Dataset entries
********************
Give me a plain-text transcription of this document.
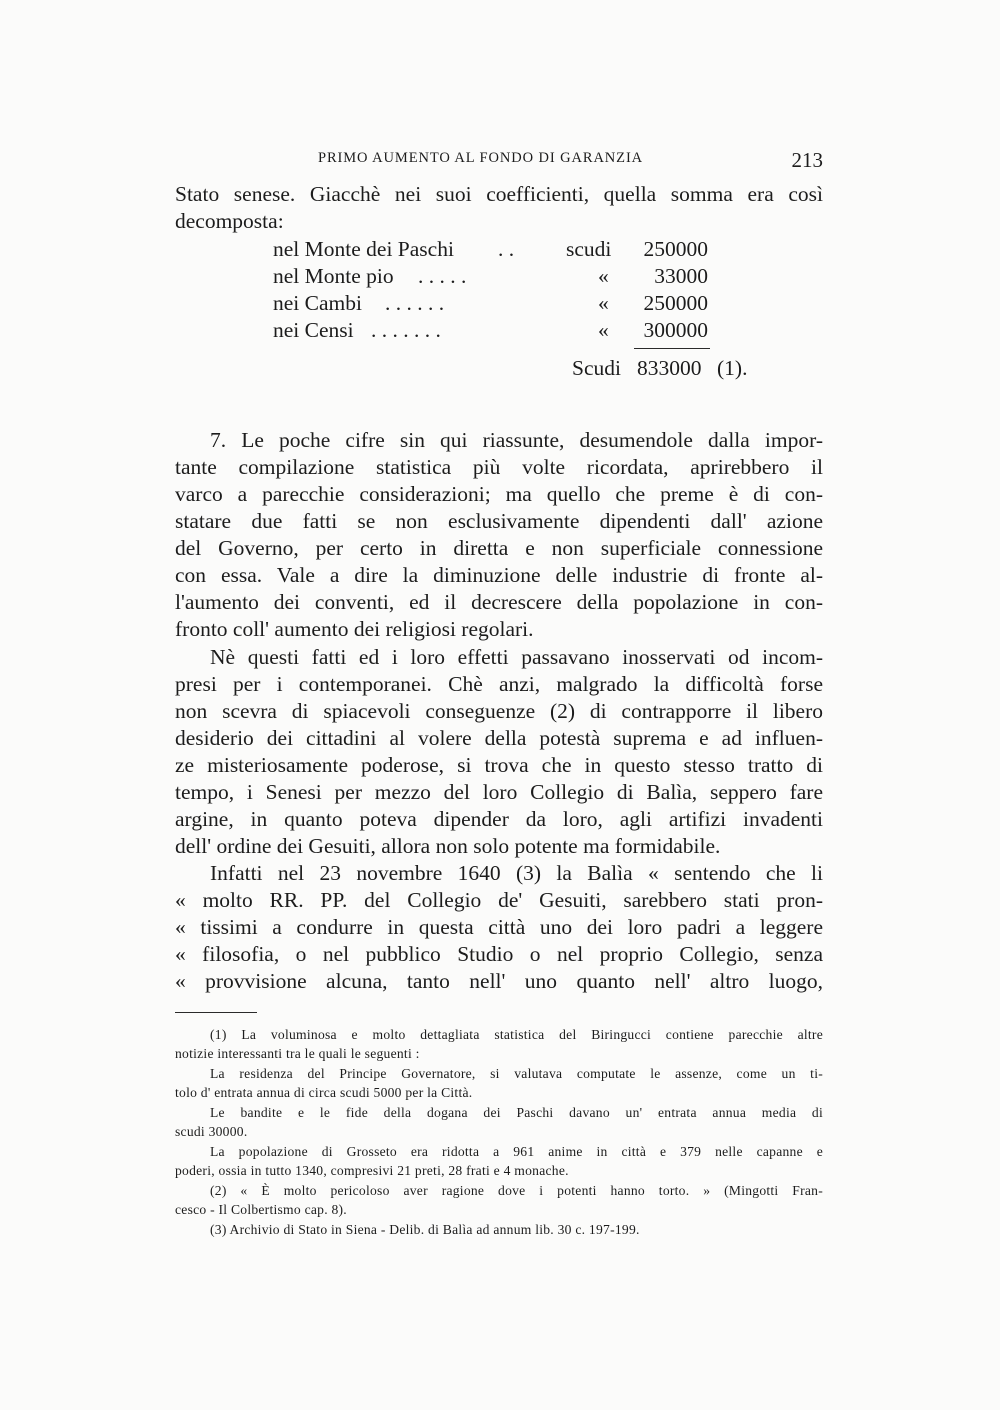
PRIMO AUMENTO AL FONDO DI GARANZIA	213
Stato senese. Giacchè nei suoi coefficienti, quella somma era così
decomposta:
nel Monte dei Paschi . . scudi 250000
nel Monte pio . . . . .	« 33000
nei Cambi . . . . . .	« 250000
nei Censi . . . . . . .	« 300000
Scudi 833000 (1).
7. Le poche cifre sin qui riassunte, desumendole dalla impor-
tante compilazione statistica più volte ricordata, aprirebbero il
varco a parecchie considerazioni; ma quello che preme è di con-
statare due fatti se non esclusivamente dipendenti dall' azione
del Governo, per certo in diretta e non superficiale connessione
con essa. Vale a dire la diminuzione delle industrie di fronte al-
l'aumento dei conventi, ed il decrescere della popolazione in con-
fronto coll' aumento dei religiosi regolari.
Nè questi fatti ed i loro effetti passavano inosservati od incom-
presi per i contemporanei. Chè anzi, malgrado la difficoltà forse
non scevra di spiacevoli conseguenze (2) di contrapporre il libero
desiderio dei cittadini al volere della potestà suprema e ad influen-
ze misteriosamente poderose, si trova che in questo stesso tratto di
tempo, i Senesi per mezzo del loro Collegio di Balìa, seppero fare
argine, in quanto poteva dipender da loro, agli artifizi invadenti
dell' ordine dei Gesuiti, allora non solo potente ma formidabile.
Infatti nel 23 novembre 1640 (3) la Balìa « sentendo che li
« molto RR. PP. del Collegio de' Gesuiti, sarebbero stati pron-
« tissimi a condurre in questa città uno dei loro padri a leggere
« filosofia, o nel pubblico Studio o nel proprio Collegio, senza
« provvisione alcuna, tanto nell' uno quanto nell' altro luogo,
(1) La voluminosa e molto dettagliata statistica del Biringucci contiene parecchie altre
notizie interessanti tra le quali le seguenti :
La residenza del Principe Governatore, si valutava computate le assenze, come un ti-
tolo d' entrata annua di circa scudi 5000 per la Città.
Le bandite e le fide della dogana dei Paschi davano un' entrata annua media di
scudi 30000.
La popolazione di Grosseto era ridotta a 961 anime in città e 379 nelle capanne e
poderi, ossia in tutto 1340, compresivi 21 preti, 28 frati e 4 monache.
(2) « È molto pericoloso aver ragione dove i potenti hanno torto. » (Mingotti Fran-
cesco - Il Colbertismo cap. 8).
(3) Archivio di Stato in Siena - Delib. di Balìa ad annum lib. 30 c. 197-199.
********************
**PROBLEM TO WORK ON**
Look through the material above and work out how many of its lines contain "parecchie". State the number only.

**OUTPUT OF THE EXERCISE**
2